** start DATASET ROWS **

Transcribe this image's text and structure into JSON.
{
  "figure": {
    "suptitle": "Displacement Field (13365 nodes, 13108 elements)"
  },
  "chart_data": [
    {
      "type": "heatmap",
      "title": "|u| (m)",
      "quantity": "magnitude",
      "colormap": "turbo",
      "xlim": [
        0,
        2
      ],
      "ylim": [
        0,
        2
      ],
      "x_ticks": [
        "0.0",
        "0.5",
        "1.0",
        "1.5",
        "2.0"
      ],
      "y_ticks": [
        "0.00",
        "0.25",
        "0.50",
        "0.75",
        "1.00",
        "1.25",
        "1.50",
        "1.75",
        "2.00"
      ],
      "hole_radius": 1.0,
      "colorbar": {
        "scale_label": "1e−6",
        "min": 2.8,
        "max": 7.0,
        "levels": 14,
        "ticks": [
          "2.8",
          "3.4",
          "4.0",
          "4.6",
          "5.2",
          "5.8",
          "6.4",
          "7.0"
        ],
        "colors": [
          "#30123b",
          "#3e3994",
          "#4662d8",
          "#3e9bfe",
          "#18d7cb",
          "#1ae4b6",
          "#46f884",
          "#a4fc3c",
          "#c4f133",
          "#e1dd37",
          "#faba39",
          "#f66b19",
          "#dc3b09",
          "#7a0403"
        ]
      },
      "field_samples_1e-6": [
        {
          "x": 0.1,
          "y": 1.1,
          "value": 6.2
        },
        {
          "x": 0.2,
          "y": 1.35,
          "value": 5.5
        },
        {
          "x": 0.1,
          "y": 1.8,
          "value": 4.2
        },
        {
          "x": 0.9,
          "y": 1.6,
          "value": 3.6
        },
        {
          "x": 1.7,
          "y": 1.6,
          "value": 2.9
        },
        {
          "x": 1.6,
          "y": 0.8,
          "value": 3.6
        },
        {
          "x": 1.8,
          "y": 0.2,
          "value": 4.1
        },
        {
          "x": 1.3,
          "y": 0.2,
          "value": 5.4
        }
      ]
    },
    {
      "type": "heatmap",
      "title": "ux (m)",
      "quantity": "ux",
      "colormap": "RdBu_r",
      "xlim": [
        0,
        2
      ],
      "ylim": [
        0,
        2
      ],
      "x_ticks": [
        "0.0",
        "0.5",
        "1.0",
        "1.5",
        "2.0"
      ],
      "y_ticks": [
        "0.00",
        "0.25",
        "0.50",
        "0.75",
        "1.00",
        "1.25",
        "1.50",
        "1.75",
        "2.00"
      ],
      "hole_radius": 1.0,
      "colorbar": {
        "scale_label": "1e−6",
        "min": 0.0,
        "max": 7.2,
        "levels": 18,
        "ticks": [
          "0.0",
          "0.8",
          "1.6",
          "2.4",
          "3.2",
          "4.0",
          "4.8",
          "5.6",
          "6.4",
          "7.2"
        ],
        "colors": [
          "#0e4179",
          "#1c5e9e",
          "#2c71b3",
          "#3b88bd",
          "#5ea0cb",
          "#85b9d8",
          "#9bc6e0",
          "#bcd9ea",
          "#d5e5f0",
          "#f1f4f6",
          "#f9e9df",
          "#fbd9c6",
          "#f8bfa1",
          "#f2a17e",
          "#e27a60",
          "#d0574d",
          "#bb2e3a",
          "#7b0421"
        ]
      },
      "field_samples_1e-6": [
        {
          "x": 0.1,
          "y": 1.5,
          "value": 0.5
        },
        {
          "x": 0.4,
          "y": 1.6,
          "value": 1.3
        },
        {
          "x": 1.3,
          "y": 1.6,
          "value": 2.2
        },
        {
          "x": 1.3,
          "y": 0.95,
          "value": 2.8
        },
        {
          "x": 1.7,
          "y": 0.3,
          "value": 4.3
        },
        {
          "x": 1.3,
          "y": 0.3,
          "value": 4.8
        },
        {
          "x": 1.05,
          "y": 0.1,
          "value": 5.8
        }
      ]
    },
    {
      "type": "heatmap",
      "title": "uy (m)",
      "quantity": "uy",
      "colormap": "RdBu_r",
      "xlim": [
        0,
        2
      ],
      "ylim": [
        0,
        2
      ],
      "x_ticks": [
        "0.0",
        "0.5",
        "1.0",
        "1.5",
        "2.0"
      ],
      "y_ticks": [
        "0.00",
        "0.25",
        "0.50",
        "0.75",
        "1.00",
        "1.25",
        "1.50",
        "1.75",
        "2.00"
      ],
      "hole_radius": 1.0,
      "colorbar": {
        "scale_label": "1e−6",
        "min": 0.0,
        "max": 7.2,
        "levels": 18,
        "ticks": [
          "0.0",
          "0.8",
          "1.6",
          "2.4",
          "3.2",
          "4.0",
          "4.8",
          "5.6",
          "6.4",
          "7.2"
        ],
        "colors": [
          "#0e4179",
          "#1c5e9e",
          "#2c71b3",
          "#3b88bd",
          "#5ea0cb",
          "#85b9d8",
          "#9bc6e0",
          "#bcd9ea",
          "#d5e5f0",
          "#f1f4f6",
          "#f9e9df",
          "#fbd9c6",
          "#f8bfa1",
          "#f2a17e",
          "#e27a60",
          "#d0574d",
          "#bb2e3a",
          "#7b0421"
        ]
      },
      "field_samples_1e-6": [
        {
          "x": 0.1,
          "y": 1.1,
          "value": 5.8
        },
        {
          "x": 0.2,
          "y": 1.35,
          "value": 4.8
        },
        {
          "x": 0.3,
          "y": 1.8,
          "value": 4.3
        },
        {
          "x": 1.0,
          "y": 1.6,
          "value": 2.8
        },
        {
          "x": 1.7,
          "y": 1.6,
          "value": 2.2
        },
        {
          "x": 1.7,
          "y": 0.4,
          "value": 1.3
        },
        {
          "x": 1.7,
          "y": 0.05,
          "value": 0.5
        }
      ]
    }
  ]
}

** end DATASET ROWS **

» DIRECTION: Using the exact wording, write out all of the records.

» RESULT FOR THIS TASK:
Transcribe this image's text and structure into JSON.
{
  "figure": {
    "suptitle": "Displacement Field (13365 nodes, 13108 elements)"
  },
  "chart_data": [
    {
      "type": "heatmap",
      "title": "|u| (m)",
      "quantity": "magnitude",
      "colormap": "turbo",
      "xlim": [
        0,
        2
      ],
      "ylim": [
        0,
        2
      ],
      "x_ticks": [
        "0.0",
        "0.5",
        "1.0",
        "1.5",
        "2.0"
      ],
      "y_ticks": [
        "0.00",
        "0.25",
        "0.50",
        "0.75",
        "1.00",
        "1.25",
        "1.50",
        "1.75",
        "2.00"
      ],
      "hole_radius": 1.0,
      "colorbar": {
        "scale_label": "1e−6",
        "min": 2.8,
        "max": 7.0,
        "levels": 14,
        "ticks": [
          "2.8",
          "3.4",
          "4.0",
          "4.6",
          "5.2",
          "5.8",
          "6.4",
          "7.0"
        ],
        "colors": [
          "#30123b",
          "#3e3994",
          "#4662d8",
          "#3e9bfe",
          "#18d7cb",
          "#1ae4b6",
          "#46f884",
          "#a4fc3c",
          "#c4f133",
          "#e1dd37",
          "#faba39",
          "#f66b19",
          "#dc3b09",
          "#7a0403"
        ]
      },
      "field_samples_1e-6": [
        {
          "x": 0.1,
          "y": 1.1,
          "value": 6.2
        },
        {
          "x": 0.2,
          "y": 1.35,
          "value": 5.5
        },
        {
          "x": 0.1,
          "y": 1.8,
          "value": 4.2
        },
        {
          "x": 0.9,
          "y": 1.6,
          "value": 3.6
        },
        {
          "x": 1.7,
          "y": 1.6,
          "value": 2.9
        },
        {
          "x": 1.6,
          "y": 0.8,
          "value": 3.6
        },
        {
          "x": 1.8,
          "y": 0.2,
          "value": 4.1
        },
        {
          "x": 1.3,
          "y": 0.2,
          "value": 5.4
        }
      ]
    },
    {
      "type": "heatmap",
      "title": "ux (m)",
      "quantity": "ux",
      "colormap": "RdBu_r",
      "xlim": [
        0,
        2
      ],
      "ylim": [
        0,
        2
      ],
      "x_ticks": [
        "0.0",
        "0.5",
        "1.0",
        "1.5",
        "2.0"
      ],
      "y_ticks": [
        "0.00",
        "0.25",
        "0.50",
        "0.75",
        "1.00",
        "1.25",
        "1.50",
        "1.75",
        "2.00"
      ],
      "hole_radius": 1.0,
      "colorbar": {
        "scale_label": "1e−6",
        "min": 0.0,
        "max": 7.2,
        "levels": 18,
        "ticks": [
          "0.0",
          "0.8",
          "1.6",
          "2.4",
          "3.2",
          "4.0",
          "4.8",
          "5.6",
          "6.4",
          "7.2"
        ],
        "colors": [
          "#0e4179",
          "#1c5e9e",
          "#2c71b3",
          "#3b88bd",
          "#5ea0cb",
          "#85b9d8",
          "#9bc6e0",
          "#bcd9ea",
          "#d5e5f0",
          "#f1f4f6",
          "#f9e9df",
          "#fbd9c6",
          "#f8bfa1",
          "#f2a17e",
          "#e27a60",
          "#d0574d",
          "#bb2e3a",
          "#7b0421"
        ]
      },
      "field_samples_1e-6": [
        {
          "x": 0.1,
          "y": 1.5,
          "value": 0.5
        },
        {
          "x": 0.4,
          "y": 1.6,
          "value": 1.3
        },
        {
          "x": 1.3,
          "y": 1.6,
          "value": 2.2
        },
        {
          "x": 1.3,
          "y": 0.95,
          "value": 2.8
        },
        {
          "x": 1.7,
          "y": 0.3,
          "value": 4.3
        },
        {
          "x": 1.3,
          "y": 0.3,
          "value": 4.8
        },
        {
          "x": 1.05,
          "y": 0.1,
          "value": 5.8
        }
      ]
    },
    {
      "type": "heatmap",
      "title": "uy (m)",
      "quantity": "uy",
      "colormap": "RdBu_r",
      "xlim": [
        0,
        2
      ],
      "ylim": [
        0,
        2
      ],
      "x_ticks": [
        "0.0",
        "0.5",
        "1.0",
        "1.5",
        "2.0"
      ],
      "y_ticks": [
        "0.00",
        "0.25",
        "0.50",
        "0.75",
        "1.00",
        "1.25",
        "1.50",
        "1.75",
        "2.00"
      ],
      "hole_radius": 1.0,
      "colorbar": {
        "scale_label": "1e−6",
        "min": 0.0,
        "max": 7.2,
        "levels": 18,
        "ticks": [
          "0.0",
          "0.8",
          "1.6",
          "2.4",
          "3.2",
          "4.0",
          "4.8",
          "5.6",
          "6.4",
          "7.2"
        ],
        "colors": [
          "#0e4179",
          "#1c5e9e",
          "#2c71b3",
          "#3b88bd",
          "#5ea0cb",
          "#85b9d8",
          "#9bc6e0",
          "#bcd9ea",
          "#d5e5f0",
          "#f1f4f6",
          "#f9e9df",
          "#fbd9c6",
          "#f8bfa1",
          "#f2a17e",
          "#e27a60",
          "#d0574d",
          "#bb2e3a",
          "#7b0421"
        ]
      },
      "field_samples_1e-6": [
        {
          "x": 0.1,
          "y": 1.1,
          "value": 5.8
        },
        {
          "x": 0.2,
          "y": 1.35,
          "value": 4.8
        },
        {
          "x": 0.3,
          "y": 1.8,
          "value": 4.3
        },
        {
          "x": 1.0,
          "y": 1.6,
          "value": 2.8
        },
        {
          "x": 1.7,
          "y": 1.6,
          "value": 2.2
        },
        {
          "x": 1.7,
          "y": 0.4,
          "value": 1.3
        },
        {
          "x": 1.7,
          "y": 0.05,
          "value": 0.5
        }
      ]
    }
  ]
}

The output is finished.